#### Extracted records

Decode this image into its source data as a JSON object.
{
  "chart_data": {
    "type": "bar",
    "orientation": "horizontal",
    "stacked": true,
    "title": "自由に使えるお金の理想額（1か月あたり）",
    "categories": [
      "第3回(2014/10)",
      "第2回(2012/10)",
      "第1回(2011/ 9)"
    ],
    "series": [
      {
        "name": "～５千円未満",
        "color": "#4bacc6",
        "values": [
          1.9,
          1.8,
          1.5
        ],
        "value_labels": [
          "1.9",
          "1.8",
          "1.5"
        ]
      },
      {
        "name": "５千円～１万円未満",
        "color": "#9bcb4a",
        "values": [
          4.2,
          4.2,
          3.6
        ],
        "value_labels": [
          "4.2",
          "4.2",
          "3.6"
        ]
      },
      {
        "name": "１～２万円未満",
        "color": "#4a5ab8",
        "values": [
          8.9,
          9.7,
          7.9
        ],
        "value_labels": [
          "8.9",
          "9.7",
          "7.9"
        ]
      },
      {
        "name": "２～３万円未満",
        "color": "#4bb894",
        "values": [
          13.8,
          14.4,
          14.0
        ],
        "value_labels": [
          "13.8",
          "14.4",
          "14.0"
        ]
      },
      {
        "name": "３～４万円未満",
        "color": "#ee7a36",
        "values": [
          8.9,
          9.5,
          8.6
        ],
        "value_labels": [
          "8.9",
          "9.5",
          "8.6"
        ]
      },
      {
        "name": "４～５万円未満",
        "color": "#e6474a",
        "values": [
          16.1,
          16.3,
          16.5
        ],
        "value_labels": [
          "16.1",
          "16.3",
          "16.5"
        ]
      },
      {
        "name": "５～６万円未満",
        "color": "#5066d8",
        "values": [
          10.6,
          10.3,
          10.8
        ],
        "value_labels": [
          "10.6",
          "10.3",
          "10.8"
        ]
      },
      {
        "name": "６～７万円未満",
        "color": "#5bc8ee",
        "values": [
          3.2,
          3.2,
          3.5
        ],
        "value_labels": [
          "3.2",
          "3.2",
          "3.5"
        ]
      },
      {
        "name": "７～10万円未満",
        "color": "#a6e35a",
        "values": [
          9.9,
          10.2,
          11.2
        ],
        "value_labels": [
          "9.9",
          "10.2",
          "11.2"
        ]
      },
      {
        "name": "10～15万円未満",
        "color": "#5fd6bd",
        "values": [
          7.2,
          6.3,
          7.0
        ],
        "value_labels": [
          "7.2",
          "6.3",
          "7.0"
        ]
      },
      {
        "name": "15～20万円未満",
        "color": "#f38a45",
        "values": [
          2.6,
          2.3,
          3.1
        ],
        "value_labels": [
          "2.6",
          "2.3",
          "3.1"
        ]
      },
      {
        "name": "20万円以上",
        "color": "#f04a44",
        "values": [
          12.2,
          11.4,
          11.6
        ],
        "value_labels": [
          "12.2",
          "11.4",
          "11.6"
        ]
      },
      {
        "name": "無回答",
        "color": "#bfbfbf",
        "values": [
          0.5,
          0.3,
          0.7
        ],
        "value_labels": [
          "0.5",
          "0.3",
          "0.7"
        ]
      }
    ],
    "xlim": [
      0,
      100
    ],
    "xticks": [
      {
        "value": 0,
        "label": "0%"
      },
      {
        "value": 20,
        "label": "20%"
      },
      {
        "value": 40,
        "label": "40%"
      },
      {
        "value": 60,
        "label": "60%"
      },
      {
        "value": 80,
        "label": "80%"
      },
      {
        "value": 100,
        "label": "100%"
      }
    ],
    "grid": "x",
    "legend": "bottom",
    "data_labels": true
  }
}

########

Request →
Write out all the entries exactly.

Result →
Decode this image into its source data as a JSON object.
{
  "chart_data": {
    "type": "bar",
    "orientation": "horizontal",
    "stacked": true,
    "title": "自由に使えるお金の理想額（1か月あたり）",
    "categories": [
      "第3回(2014/10)",
      "第2回(2012/10)",
      "第1回(2011/ 9)"
    ],
    "series": [
      {
        "name": "～５千円未満",
        "color": "#4bacc6",
        "values": [
          1.9,
          1.8,
          1.5
        ],
        "value_labels": [
          "1.9",
          "1.8",
          "1.5"
        ]
      },
      {
        "name": "５千円～１万円未満",
        "color": "#9bcb4a",
        "values": [
          4.2,
          4.2,
          3.6
        ],
        "value_labels": [
          "4.2",
          "4.2",
          "3.6"
        ]
      },
      {
        "name": "１～２万円未満",
        "color": "#4a5ab8",
        "values": [
          8.9,
          9.7,
          7.9
        ],
        "value_labels": [
          "8.9",
          "9.7",
          "7.9"
        ]
      },
      {
        "name": "２～３万円未満",
        "color": "#4bb894",
        "values": [
          13.8,
          14.4,
          14.0
        ],
        "value_labels": [
          "13.8",
          "14.4",
          "14.0"
        ]
      },
      {
        "name": "３～４万円未満",
        "color": "#ee7a36",
        "values": [
          8.9,
          9.5,
          8.6
        ],
        "value_labels": [
          "8.9",
          "9.5",
          "8.6"
        ]
      },
      {
        "name": "４～５万円未満",
        "color": "#e6474a",
        "values": [
          16.1,
          16.3,
          16.5
        ],
        "value_labels": [
          "16.1",
          "16.3",
          "16.5"
        ]
      },
      {
        "name": "５～６万円未満",
        "color": "#5066d8",
        "values": [
          10.6,
          10.3,
          10.8
        ],
        "value_labels": [
          "10.6",
          "10.3",
          "10.8"
        ]
      },
      {
        "name": "６～７万円未満",
        "color": "#5bc8ee",
        "values": [
          3.2,
          3.2,
          3.5
        ],
        "value_labels": [
          "3.2",
          "3.2",
          "3.5"
        ]
      },
      {
        "name": "７～10万円未満",
        "color": "#a6e35a",
        "values": [
          9.9,
          10.2,
          11.2
        ],
        "value_labels": [
          "9.9",
          "10.2",
          "11.2"
        ]
      },
      {
        "name": "10～15万円未満",
        "color": "#5fd6bd",
        "values": [
          7.2,
          6.3,
          7.0
        ],
        "value_labels": [
          "7.2",
          "6.3",
          "7.0"
        ]
      },
      {
        "name": "15～20万円未満",
        "color": "#f38a45",
        "values": [
          2.6,
          2.3,
          3.1
        ],
        "value_labels": [
          "2.6",
          "2.3",
          "3.1"
        ]
      },
      {
        "name": "20万円以上",
        "color": "#f04a44",
        "values": [
          12.2,
          11.4,
          11.6
        ],
        "value_labels": [
          "12.2",
          "11.4",
          "11.6"
        ]
      },
      {
        "name": "無回答",
        "color": "#bfbfbf",
        "values": [
          0.5,
          0.3,
          0.7
        ],
        "value_labels": [
          "0.5",
          "0.3",
          "0.7"
        ]
      }
    ],
    "xlim": [
      0,
      100
    ],
    "xticks": [
      {
        "value": 0,
        "label": "0%"
      },
      {
        "value": 20,
        "label": "20%"
      },
      {
        "value": 40,
        "label": "40%"
      },
      {
        "value": 60,
        "label": "60%"
      },
      {
        "value": 80,
        "label": "80%"
      },
      {
        "value": 100,
        "label": "100%"
      }
    ],
    "grid": "x",
    "legend": "bottom",
    "data_labels": true
  }
}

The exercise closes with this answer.